Directions: Write the data out again in full, with no departure from the original.

(Collection entries)
-*-*-
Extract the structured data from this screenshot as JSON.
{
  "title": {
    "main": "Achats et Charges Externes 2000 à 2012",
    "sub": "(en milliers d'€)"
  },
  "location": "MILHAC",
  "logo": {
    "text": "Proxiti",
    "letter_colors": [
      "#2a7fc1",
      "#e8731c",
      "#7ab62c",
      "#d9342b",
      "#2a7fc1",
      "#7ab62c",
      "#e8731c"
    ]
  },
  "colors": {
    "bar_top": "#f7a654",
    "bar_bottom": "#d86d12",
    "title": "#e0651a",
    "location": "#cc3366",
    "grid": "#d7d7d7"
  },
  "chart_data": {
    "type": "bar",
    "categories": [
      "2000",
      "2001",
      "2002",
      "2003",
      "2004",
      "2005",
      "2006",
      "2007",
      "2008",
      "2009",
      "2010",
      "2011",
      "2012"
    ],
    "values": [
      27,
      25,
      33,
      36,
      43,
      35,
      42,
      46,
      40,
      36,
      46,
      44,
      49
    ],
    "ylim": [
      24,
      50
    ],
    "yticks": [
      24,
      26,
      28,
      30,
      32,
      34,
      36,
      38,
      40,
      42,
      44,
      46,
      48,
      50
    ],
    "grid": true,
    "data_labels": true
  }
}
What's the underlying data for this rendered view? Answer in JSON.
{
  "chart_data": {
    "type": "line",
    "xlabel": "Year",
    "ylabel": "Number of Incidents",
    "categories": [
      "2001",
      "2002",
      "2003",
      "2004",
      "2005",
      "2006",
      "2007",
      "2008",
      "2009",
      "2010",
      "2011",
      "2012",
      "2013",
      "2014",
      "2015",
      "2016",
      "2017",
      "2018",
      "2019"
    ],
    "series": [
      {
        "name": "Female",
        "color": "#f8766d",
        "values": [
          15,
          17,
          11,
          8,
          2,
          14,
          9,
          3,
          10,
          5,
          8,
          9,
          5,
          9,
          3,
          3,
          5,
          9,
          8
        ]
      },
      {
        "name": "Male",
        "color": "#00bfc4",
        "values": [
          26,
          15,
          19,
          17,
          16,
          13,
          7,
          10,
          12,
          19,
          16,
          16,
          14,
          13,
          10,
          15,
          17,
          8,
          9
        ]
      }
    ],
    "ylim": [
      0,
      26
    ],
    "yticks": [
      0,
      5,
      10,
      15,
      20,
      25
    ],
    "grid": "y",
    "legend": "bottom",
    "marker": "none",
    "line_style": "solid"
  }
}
-*-*-
Exercise output:
Extract the structured data from this screenshot as JSON.
{
  "title": {
    "main": "Achats et Charges Externes 2000 à 2012",
    "sub": "(en milliers d'€)"
  },
  "location": "MILHAC",
  "logo": {
    "text": "Proxiti",
    "letter_colors": [
      "#2a7fc1",
      "#e8731c",
      "#7ab62c",
      "#d9342b",
      "#2a7fc1",
      "#7ab62c",
      "#e8731c"
    ]
  },
  "colors": {
    "bar_top": "#f7a654",
    "bar_bottom": "#d86d12",
    "title": "#e0651a",
    "location": "#cc3366",
    "grid": "#d7d7d7"
  },
  "chart_data": {
    "type": "bar",
    "categories": [
      "2000",
      "2001",
      "2002",
      "2003",
      "2004",
      "2005",
      "2006",
      "2007",
      "2008",
      "2009",
      "2010",
      "2011",
      "2012"
    ],
    "values": [
      27,
      25,
      33,
      36,
      43,
      35,
      42,
      46,
      40,
      36,
      46,
      44,
      49
    ],
    "ylim": [
      24,
      50
    ],
    "yticks": [
      24,
      26,
      28,
      30,
      32,
      34,
      36,
      38,
      40,
      42,
      44,
      46,
      48,
      50
    ],
    "grid": true,
    "data_labels": true
  }
}
What's the underlying data for this rendered view? Answer in JSON.
{
  "chart_data": {
    "type": "line",
    "xlabel": "Year",
    "ylabel": "Number of Incidents",
    "categories": [
      "2001",
      "2002",
      "2003",
      "2004",
      "2005",
      "2006",
      "2007",
      "2008",
      "2009",
      "2010",
      "2011",
      "2012",
      "2013",
      "2014",
      "2015",
      "2016",
      "2017",
      "2018",
      "2019"
    ],
    "series": [
      {
        "name": "Female",
        "color": "#f8766d",
        "values": [
          15,
          17,
          11,
          8,
          2,
          14,
          9,
          3,
          10,
          5,
          8,
          9,
          5,
          9,
          3,
          3,
          5,
          9,
          8
        ]
      },
      {
        "name": "Male",
        "color": "#00bfc4",
        "values": [
          26,
          15,
          19,
          17,
          16,
          13,
          7,
          10,
          12,
          19,
          16,
          16,
          14,
          13,
          10,
          15,
          17,
          8,
          9
        ]
      }
    ],
    "ylim": [
      0,
      26
    ],
    "yticks": [
      0,
      5,
      10,
      15,
      20,
      25
    ],
    "grid": "y",
    "legend": "bottom",
    "marker": "none",
    "line_style": "solid"
  }
}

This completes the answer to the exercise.